__Excerpt__:
◆ ◆ ◆ ◆ ◆

Studio album by Nap Eyes
- Released: March 27, 2020
- Studio: Long Pond Studio
- Length: 45:35
- Label: Jagjaguwar
- Producer: Jonathan Low; James Elkington;

Nap Eyes chronology
| I'm Bad Now (2018) | Snapshot of a Beginner (2020) |  |

= Snapshot of a Beginner =

Snapshot of a Beginner is the fourth studio album by Canadian indie rock band Nap Eyes. It was released on March 27, 2020, by Jagjaguwar.

==Critical reception==

Snapshot of a Beginner was met with generally favorable reviews from critics. At Metacritic, which assigns a weighted average rating out of 100 to reviews from mainstream publications, this release received an average score of 76, based on 10 reviews.

◆ ◆ ◆ ◆ ◆

__Raw data__:
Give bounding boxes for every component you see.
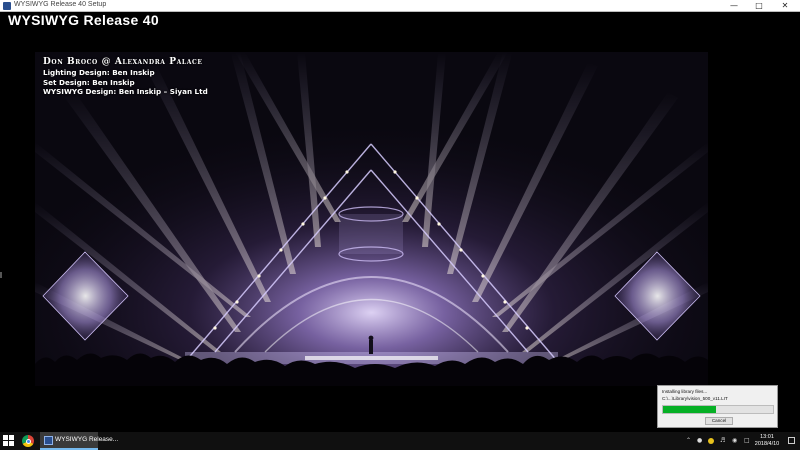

◆ ◆ ◆ ◆ ◆

__Job__: From the album write-up, extract the stretch from "Nap Eyes chronology" through "on 10 reviews.". This material has no connection to the album write-up.

__Response to the task__:
Nap Eyes chronology
| I'm Bad Now (2018) | Snapshot of a Beginner (2020) |  |

= Snapshot of a Beginner =

Snapshot of a Beginner is the fourth studio album by Canadian indie rock band Nap Eyes. It was released on March 27, 2020, by Jagjaguwar.

==Critical reception==

Snapshot of a Beginner was met with generally favorable reviews from critics. At Metacritic, which assigns a weighted average rating out of 100 to reviews from mainstream publications, this release received an average score of 76, based on 10 reviews.